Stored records

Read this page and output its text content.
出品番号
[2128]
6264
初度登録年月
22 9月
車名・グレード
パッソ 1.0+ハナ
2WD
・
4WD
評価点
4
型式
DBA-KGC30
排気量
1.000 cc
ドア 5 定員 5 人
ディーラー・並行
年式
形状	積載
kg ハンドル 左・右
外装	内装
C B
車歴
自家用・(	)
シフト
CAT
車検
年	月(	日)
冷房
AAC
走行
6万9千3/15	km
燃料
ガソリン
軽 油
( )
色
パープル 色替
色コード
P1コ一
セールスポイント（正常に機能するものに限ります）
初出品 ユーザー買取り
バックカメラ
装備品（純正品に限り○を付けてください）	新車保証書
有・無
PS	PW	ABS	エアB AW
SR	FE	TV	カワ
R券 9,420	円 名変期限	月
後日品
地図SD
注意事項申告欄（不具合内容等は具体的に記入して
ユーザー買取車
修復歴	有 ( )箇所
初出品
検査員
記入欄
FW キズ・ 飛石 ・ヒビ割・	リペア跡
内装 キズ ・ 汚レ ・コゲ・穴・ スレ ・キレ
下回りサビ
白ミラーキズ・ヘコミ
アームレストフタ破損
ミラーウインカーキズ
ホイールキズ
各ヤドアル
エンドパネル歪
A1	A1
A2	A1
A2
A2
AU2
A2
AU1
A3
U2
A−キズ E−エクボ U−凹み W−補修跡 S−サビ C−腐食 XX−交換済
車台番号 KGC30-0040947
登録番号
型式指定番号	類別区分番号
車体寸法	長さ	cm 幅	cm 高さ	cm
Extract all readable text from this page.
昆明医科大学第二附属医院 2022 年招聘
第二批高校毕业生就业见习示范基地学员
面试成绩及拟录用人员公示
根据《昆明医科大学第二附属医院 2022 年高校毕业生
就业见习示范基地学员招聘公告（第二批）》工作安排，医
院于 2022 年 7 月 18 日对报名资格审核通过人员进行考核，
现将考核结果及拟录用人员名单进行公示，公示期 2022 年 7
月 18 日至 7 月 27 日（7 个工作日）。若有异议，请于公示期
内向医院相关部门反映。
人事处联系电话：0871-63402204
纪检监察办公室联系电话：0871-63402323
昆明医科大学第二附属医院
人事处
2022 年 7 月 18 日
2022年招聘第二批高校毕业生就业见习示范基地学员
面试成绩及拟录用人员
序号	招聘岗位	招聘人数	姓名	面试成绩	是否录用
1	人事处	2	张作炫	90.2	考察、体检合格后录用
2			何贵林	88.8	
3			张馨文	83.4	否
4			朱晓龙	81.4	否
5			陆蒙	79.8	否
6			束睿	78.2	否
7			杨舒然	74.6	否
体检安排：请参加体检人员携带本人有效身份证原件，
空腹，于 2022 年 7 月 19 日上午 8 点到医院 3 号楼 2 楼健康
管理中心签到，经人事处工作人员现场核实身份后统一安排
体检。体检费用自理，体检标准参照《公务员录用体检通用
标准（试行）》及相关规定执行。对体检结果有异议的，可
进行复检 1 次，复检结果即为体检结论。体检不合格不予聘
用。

## Written instruction
Extract every record. Keep wording exact.

## Answer to the exercise
Read this page and output its text content.
出品番号
[2128]
6264
初度登録年月
22 9月
車名・グレード
パッソ 1.0+ハナ
2WD
・
4WD
評価点
4
型式
DBA-KGC30
排気量
1.000 cc
ドア 5 定員 5 人
ディーラー・並行
年式
形状	積載
kg ハンドル 左・右
外装	内装
C B
車歴
自家用・(	)
シフト
CAT
車検
年	月(	日)
冷房
AAC
走行
6万9千3/15	km
燃料
ガソリン
軽 油
( )
色
パープル 色替
色コード
P1コ一
セールスポイント（正常に機能するものに限ります）
初出品 ユーザー買取り
バックカメラ
装備品（純正品に限り○を付けてください）	新車保証書
有・無
PS	PW	ABS	エアB AW
SR	FE	TV	カワ
R券 9,420	円 名変期限	月
後日品
地図SD
注意事項申告欄（不具合内容等は具体的に記入して
ユーザー買取車
修復歴	有 ( )箇所
初出品
検査員
記入欄
FW キズ・ 飛石 ・ヒビ割・	リペア跡
内装 キズ ・ 汚レ ・コゲ・穴・ スレ ・キレ
下回りサビ
白ミラーキズ・ヘコミ
アームレストフタ破損
ミラーウインカーキズ
ホイールキズ
各ヤドアル
エンドパネル歪
A1	A1
A2	A1
A2
A2
AU2
A2
AU1
A3
U2
A−キズ E−エクボ U−凹み W−補修跡 S−サビ C−腐食 XX−交換済
車台番号 KGC30-0040947
登録番号
型式指定番号	類別区分番号
車体寸法	長さ	cm 幅	cm 高さ	cm
Extract all readable text from this page.
昆明医科大学第二附属医院 2022 年招聘
第二批高校毕业生就业见习示范基地学员
面试成绩及拟录用人员公示
根据《昆明医科大学第二附属医院 2022 年高校毕业生
就业见习示范基地学员招聘公告（第二批）》工作安排，医
院于 2022 年 7 月 18 日对报名资格审核通过人员进行考核，
现将考核结果及拟录用人员名单进行公示，公示期 2022 年 7
月 18 日至 7 月 27 日（7 个工作日）。若有异议，请于公示期
内向医院相关部门反映。
人事处联系电话：0871-63402204
纪检监察办公室联系电话：0871-63402323
昆明医科大学第二附属医院
人事处
2022 年 7 月 18 日
2022年招聘第二批高校毕业生就业见习示范基地学员
面试成绩及拟录用人员
序号	招聘岗位	招聘人数	姓名	面试成绩	是否录用
1	人事处	2	张作炫	90.2	考察、体检合格后录用
2			何贵林	88.8	
3			张馨文	83.4	否
4			朱晓龙	81.4	否
5			陆蒙	79.8	否
6			束睿	78.2	否
7			杨舒然	74.6	否
体检安排：请参加体检人员携带本人有效身份证原件，
空腹，于 2022 年 7 月 19 日上午 8 点到医院 3 号楼 2 楼健康
管理中心签到，经人事处工作人员现场核实身份后统一安排
体检。体检费用自理，体检标准参照《公务员录用体检通用
标准（试行）》及相关规定执行。对体检结果有异议的，可
进行复检 1 次，复检结果即为体检结论。体检不合格不予聘
用。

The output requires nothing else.